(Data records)
▼

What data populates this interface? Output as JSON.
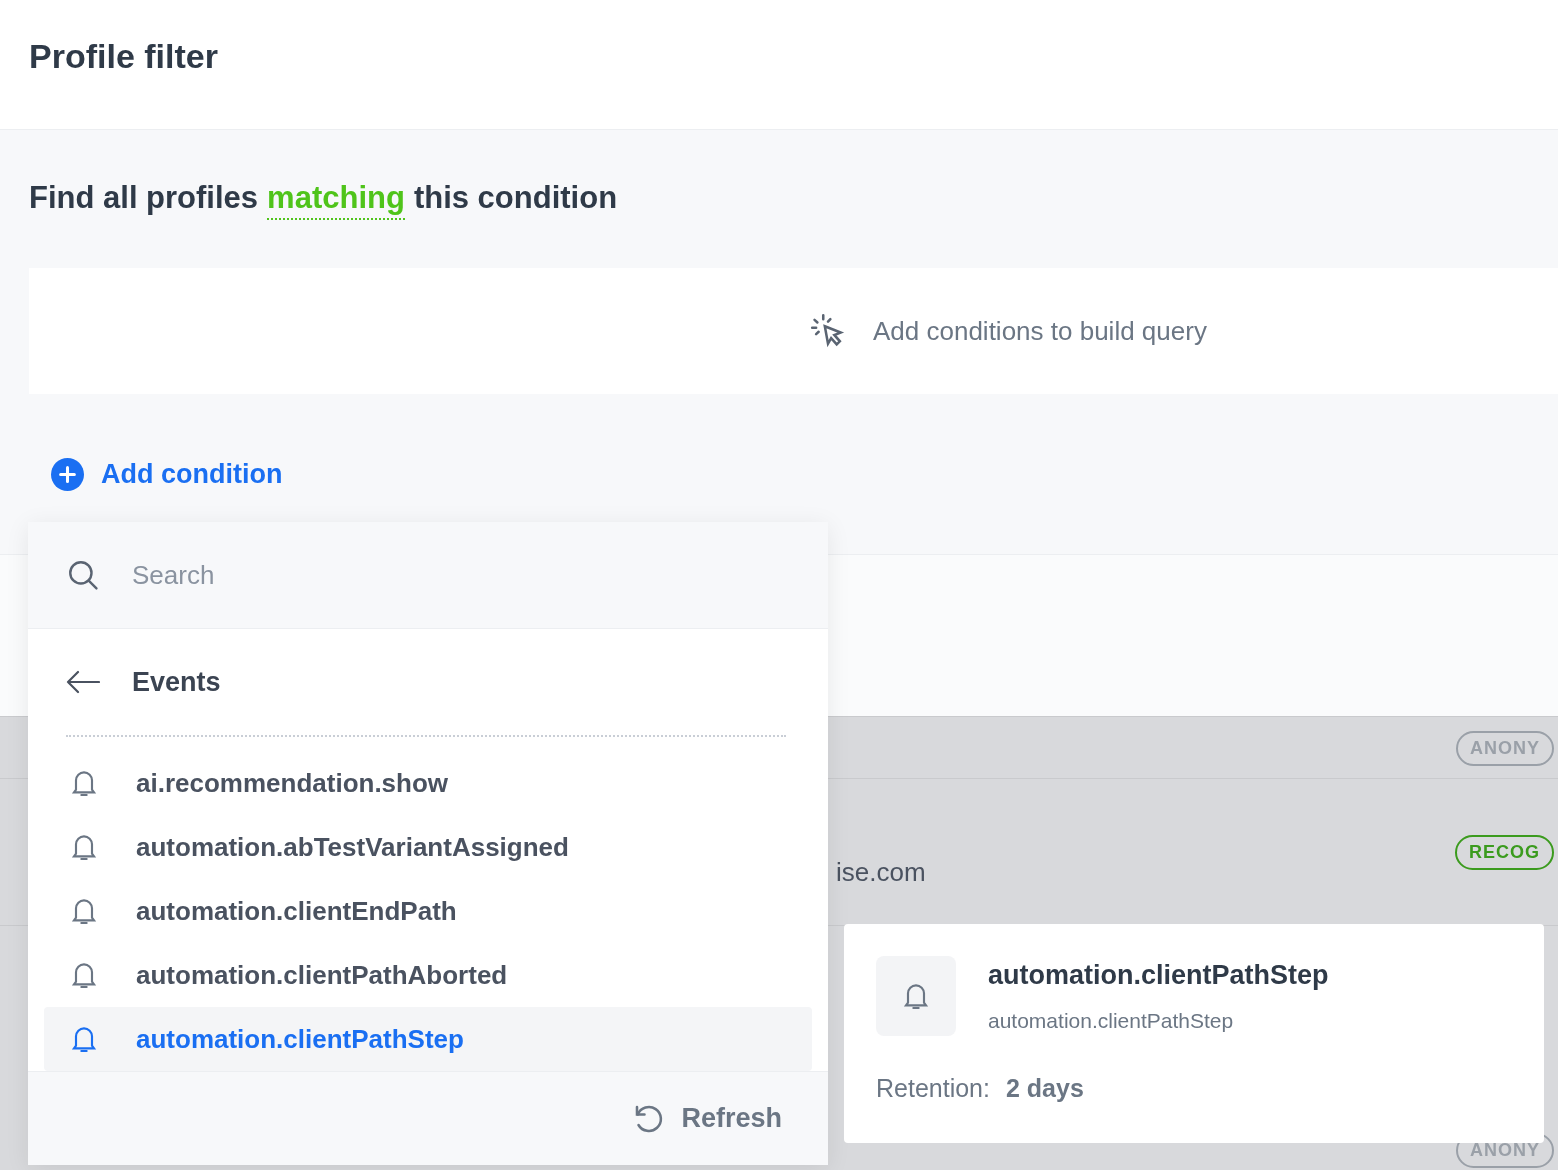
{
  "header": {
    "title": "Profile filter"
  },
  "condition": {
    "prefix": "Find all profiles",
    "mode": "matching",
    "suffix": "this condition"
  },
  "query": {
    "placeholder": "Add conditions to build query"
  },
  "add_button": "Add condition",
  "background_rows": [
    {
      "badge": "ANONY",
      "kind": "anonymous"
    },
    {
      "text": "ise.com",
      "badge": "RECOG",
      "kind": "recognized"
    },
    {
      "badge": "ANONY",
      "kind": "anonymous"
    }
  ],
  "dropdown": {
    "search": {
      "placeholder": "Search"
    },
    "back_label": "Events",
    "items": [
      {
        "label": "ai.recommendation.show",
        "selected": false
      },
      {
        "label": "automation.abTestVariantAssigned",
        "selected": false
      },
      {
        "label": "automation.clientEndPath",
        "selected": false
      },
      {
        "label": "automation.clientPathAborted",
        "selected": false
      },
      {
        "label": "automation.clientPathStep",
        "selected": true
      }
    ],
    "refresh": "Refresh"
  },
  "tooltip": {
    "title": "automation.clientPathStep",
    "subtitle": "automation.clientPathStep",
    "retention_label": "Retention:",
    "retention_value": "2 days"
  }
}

▲

[JOB]:
Exact duplication of all the records is required; pictures are omitted from the copy.

[RIGHT ANSWER]:
What data populates this interface? Output as JSON.
{
  "header": {
    "title": "Profile filter"
  },
  "condition": {
    "prefix": "Find all profiles",
    "mode": "matching",
    "suffix": "this condition"
  },
  "query": {
    "placeholder": "Add conditions to build query"
  },
  "add_button": "Add condition",
  "background_rows": [
    {
      "badge": "ANONY",
      "kind": "anonymous"
    },
    {
      "text": "ise.com",
      "badge": "RECOG",
      "kind": "recognized"
    },
    {
      "badge": "ANONY",
      "kind": "anonymous"
    }
  ],
  "dropdown": {
    "search": {
      "placeholder": "Search"
    },
    "back_label": "Events",
    "items": [
      {
        "label": "ai.recommendation.show",
        "selected": false
      },
      {
        "label": "automation.abTestVariantAssigned",
        "selected": false
      },
      {
        "label": "automation.clientEndPath",
        "selected": false
      },
      {
        "label": "automation.clientPathAborted",
        "selected": false
      },
      {
        "label": "automation.clientPathStep",
        "selected": true
      }
    ],
    "refresh": "Refresh"
  },
  "tooltip": {
    "title": "automation.clientPathStep",
    "subtitle": "automation.clientPathStep",
    "retention_label": "Retention:",
    "retention_value": "2 days"
  }
}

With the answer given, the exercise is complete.